■ Given records:
** BEGIN **
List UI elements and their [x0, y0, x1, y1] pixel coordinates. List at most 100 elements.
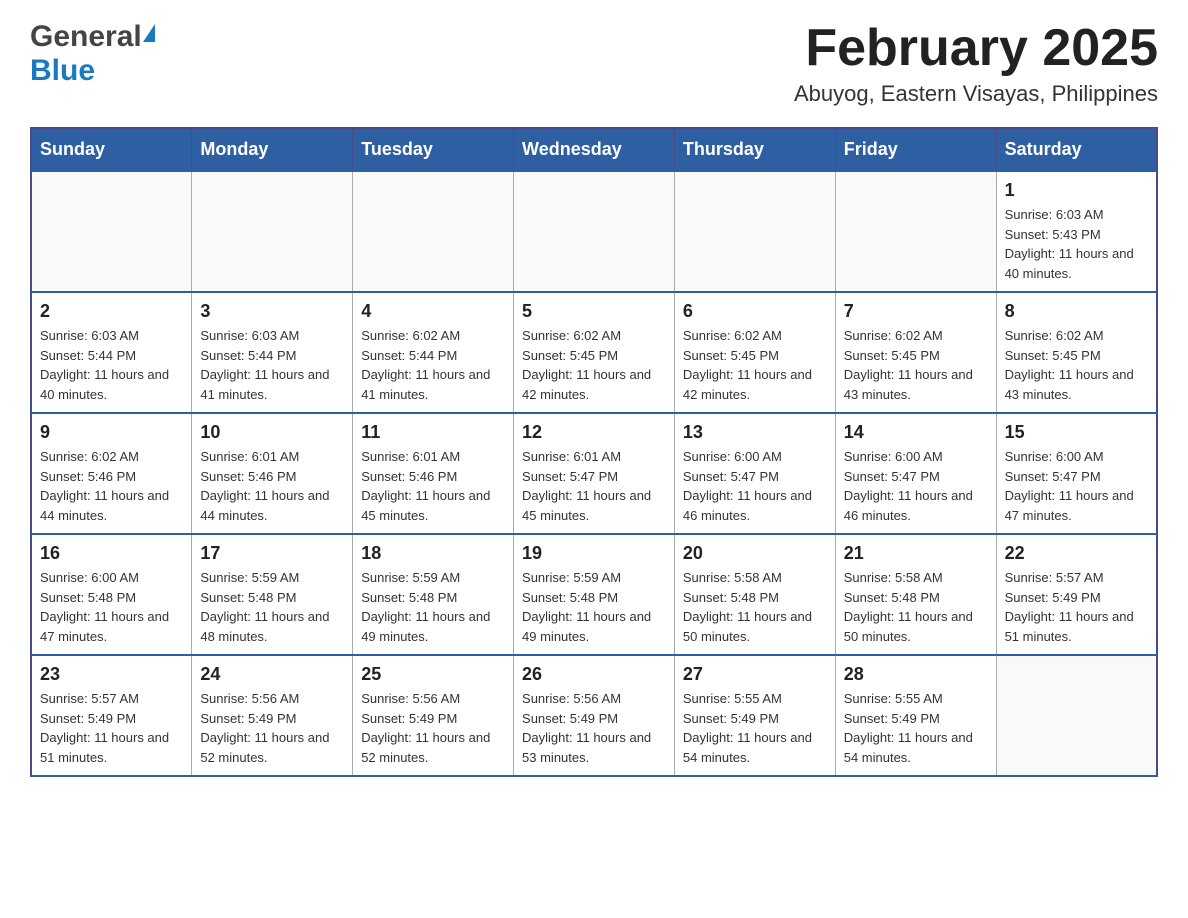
calendar-cell: 23Sunrise: 5:57 AMSunset: 5:49 PMDayligh…	[31, 655, 192, 776]
day-number: 21	[844, 543, 988, 564]
calendar-week-row: 23Sunrise: 5:57 AMSunset: 5:49 PMDayligh…	[31, 655, 1157, 776]
day-info: Sunrise: 5:57 AMSunset: 5:49 PMDaylight:…	[1005, 568, 1148, 646]
day-number: 15	[1005, 422, 1148, 443]
day-number: 8	[1005, 301, 1148, 322]
calendar-cell: 15 Sunrise: 6:00 AMSunset: 5:47 PMDayligh…	[996, 413, 1157, 534]
calendar-cell	[674, 171, 835, 292]
day-info: Sunrise: 6:02 AMSunset: 5:44 PMDaylight:…	[361, 326, 505, 404]
calendar-cell: 9Sunrise: 6:02 AMSunset: 5:46 PMDaylight…	[31, 413, 192, 534]
day-number: 22	[1005, 543, 1148, 564]
day-number: 17	[200, 543, 344, 564]
logo-arrow-icon	[143, 24, 155, 42]
calendar-cell: 27 Sunrise: 5:55 AMSunset: 5:49 PMDayligh…	[674, 655, 835, 776]
calendar-cell: 19 Sunrise: 5:59 AMSunset: 5:48 PMDayligh…	[514, 534, 675, 655]
day-number: 16	[40, 543, 183, 564]
day-number: 11	[361, 422, 505, 443]
day-number: 28	[844, 664, 988, 685]
calendar-cell: 24 Sunrise: 5:56 AMSunset: 5:49 PMDayligh…	[192, 655, 353, 776]
calendar-cell: 1 Sunrise: 6:03 AMSunset: 5:43 PMDaylight…	[996, 171, 1157, 292]
day-info: Sunrise: 6:02 AMSunset: 5:45 PMDaylight:…	[1005, 326, 1148, 404]
day-info: Sunrise: 6:02 AMSunset: 5:45 PMDaylight:…	[522, 326, 666, 404]
calendar-week-row: 16Sunrise: 6:00 AMSunset: 5:48 PMDayligh…	[31, 534, 1157, 655]
title-section: February 2025 Abuyog, Eastern Visayas, P…	[794, 20, 1158, 107]
day-info: Sunrise: 5:56 AMSunset: 5:49 PMDaylight:…	[200, 689, 344, 767]
logo-blue-text: Blue	[30, 54, 95, 88]
calendar-cell: 5Sunrise: 6:02 AMSunset: 5:45 PMDaylight…	[514, 292, 675, 413]
calendar-cell: 14Sunrise: 6:00 AMSunset: 5:47 PMDayligh…	[835, 413, 996, 534]
weekday-header-monday: Monday	[192, 128, 353, 171]
day-info: Sunrise: 5:59 AMSunset: 5:48 PMDaylight:…	[361, 568, 505, 646]
weekday-header-saturday: Saturday	[996, 128, 1157, 171]
calendar-cell: 17 Sunrise: 5:59 AMSunset: 5:48 PMDayligh…	[192, 534, 353, 655]
weekday-header-wednesday: Wednesday	[514, 128, 675, 171]
calendar-cell: 26 Sunrise: 5:56 AMSunset: 5:49 PMDayligh…	[514, 655, 675, 776]
day-number: 12	[522, 422, 666, 443]
calendar-cell: 18Sunrise: 5:59 AMSunset: 5:48 PMDayligh…	[353, 534, 514, 655]
calendar-cell: 8 Sunrise: 6:02 AMSunset: 5:45 PMDaylight…	[996, 292, 1157, 413]
calendar-cell: 13 Sunrise: 6:00 AMSunset: 5:47 PMDayligh…	[674, 413, 835, 534]
calendar-cell	[514, 171, 675, 292]
calendar-body: 1 Sunrise: 6:03 AMSunset: 5:43 PMDaylight…	[31, 171, 1157, 776]
day-info: Sunrise: 6:02 AMSunset: 5:46 PMDaylight:…	[40, 447, 183, 525]
calendar-cell	[192, 171, 353, 292]
day-info: Sunrise: 5:56 AMSunset: 5:49 PMDaylight:…	[361, 689, 505, 767]
logo: General Blue	[30, 20, 155, 88]
day-info: Sunrise: 6:00 AMSunset: 5:47 PMDaylight:…	[683, 447, 827, 525]
calendar-week-row: 1 Sunrise: 6:03 AMSunset: 5:43 PMDaylight…	[31, 171, 1157, 292]
calendar-cell: 6 Sunrise: 6:02 AMSunset: 5:45 PMDaylight…	[674, 292, 835, 413]
day-info: Sunrise: 6:02 AMSunset: 5:45 PMDaylight:…	[844, 326, 988, 404]
day-info: Sunrise: 6:03 AMSunset: 5:44 PMDaylight:…	[40, 326, 183, 404]
day-number: 20	[683, 543, 827, 564]
calendar-cell: 28 Sunrise: 5:55 AMSunset: 5:49 PMDayligh…	[835, 655, 996, 776]
day-number: 26	[522, 664, 666, 685]
day-number: 13	[683, 422, 827, 443]
calendar-cell: 12 Sunrise: 6:01 AMSunset: 5:47 PMDayligh…	[514, 413, 675, 534]
location-label: Abuyog, Eastern Visayas, Philippines	[794, 81, 1158, 107]
calendar-cell: 22 Sunrise: 5:57 AMSunset: 5:49 PMDayligh…	[996, 534, 1157, 655]
day-info: Sunrise: 5:59 AMSunset: 5:48 PMDaylight:…	[200, 568, 344, 646]
month-title: February 2025	[794, 20, 1158, 77]
weekday-header-thursday: Thursday	[674, 128, 835, 171]
day-number: 2	[40, 301, 183, 322]
day-number: 24	[200, 664, 344, 685]
day-info: Sunrise: 6:03 AMSunset: 5:44 PMDaylight:…	[200, 326, 344, 404]
day-number: 14	[844, 422, 988, 443]
day-info: Sunrise: 6:02 AMSunset: 5:45 PMDaylight:…	[683, 326, 827, 404]
calendar-cell	[835, 171, 996, 292]
calendar-cell: 16Sunrise: 6:00 AMSunset: 5:48 PMDayligh…	[31, 534, 192, 655]
day-info: Sunrise: 5:58 AMSunset: 5:48 PMDaylight:…	[683, 568, 827, 646]
day-number: 25	[361, 664, 505, 685]
calendar-cell: 11Sunrise: 6:01 AMSunset: 5:46 PMDayligh…	[353, 413, 514, 534]
calendar-cell	[353, 171, 514, 292]
calendar-cell: 3Sunrise: 6:03 AMSunset: 5:44 PMDaylight…	[192, 292, 353, 413]
day-info: Sunrise: 6:03 AMSunset: 5:43 PMDaylight:…	[1005, 205, 1148, 283]
calendar-cell: 21 Sunrise: 5:58 AMSunset: 5:48 PMDayligh…	[835, 534, 996, 655]
day-number: 27	[683, 664, 827, 685]
day-info: Sunrise: 6:01 AMSunset: 5:46 PMDaylight:…	[200, 447, 344, 525]
day-info: Sunrise: 5:55 AMSunset: 5:49 PMDaylight:…	[844, 689, 988, 767]
day-info: Sunrise: 5:55 AMSunset: 5:49 PMDaylight:…	[683, 689, 827, 767]
day-number: 6	[683, 301, 827, 322]
day-number: 19	[522, 543, 666, 564]
calendar-cell	[31, 171, 192, 292]
calendar-cell: 10Sunrise: 6:01 AMSunset: 5:46 PMDayligh…	[192, 413, 353, 534]
day-info: Sunrise: 5:57 AMSunset: 5:49 PMDaylight:…	[40, 689, 183, 767]
day-info: Sunrise: 6:00 AMSunset: 5:47 PMDaylight:…	[1005, 447, 1148, 525]
logo-general-text: General	[30, 20, 142, 54]
page-header: General Blue February 2025 Abuyog, Easte…	[30, 20, 1158, 107]
day-info: Sunrise: 5:56 AMSunset: 5:49 PMDaylight:…	[522, 689, 666, 767]
calendar-cell	[996, 655, 1157, 776]
calendar-header: SundayMondayTuesdayWednesdayThursdayFrid…	[31, 128, 1157, 171]
day-info: Sunrise: 5:58 AMSunset: 5:48 PMDaylight:…	[844, 568, 988, 646]
weekday-header-sunday: Sunday	[31, 128, 192, 171]
calendar-cell: 2 Sunrise: 6:03 AMSunset: 5:44 PMDaylight…	[31, 292, 192, 413]
day-info: Sunrise: 5:59 AMSunset: 5:48 PMDaylight:…	[522, 568, 666, 646]
calendar-cell: 25 Sunrise: 5:56 AMSunset: 5:49 PMDayligh…	[353, 655, 514, 776]
calendar-cell: 20 Sunrise: 5:58 AMSunset: 5:48 PMDayligh…	[674, 534, 835, 655]
day-number: 7	[844, 301, 988, 322]
day-number: 1	[1005, 180, 1148, 201]
calendar-cell: 4 Sunrise: 6:02 AMSunset: 5:44 PMDaylight…	[353, 292, 514, 413]
weekday-header-tuesday: Tuesday	[353, 128, 514, 171]
day-info: Sunrise: 6:01 AMSunset: 5:47 PMDaylight:…	[522, 447, 666, 525]
day-number: 4	[361, 301, 505, 322]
** END **
■ Task description: Please copy out every line of the records above that contains the string "logo". Case counts.

■ Solution:
logo-arrow-icon	[143, 24, 155, 42]
logo-blue-text: Blue	[30, 54, 95, 88]
logo: General Blue	[30, 20, 155, 88]
logo-general-text: General	[30, 20, 142, 54]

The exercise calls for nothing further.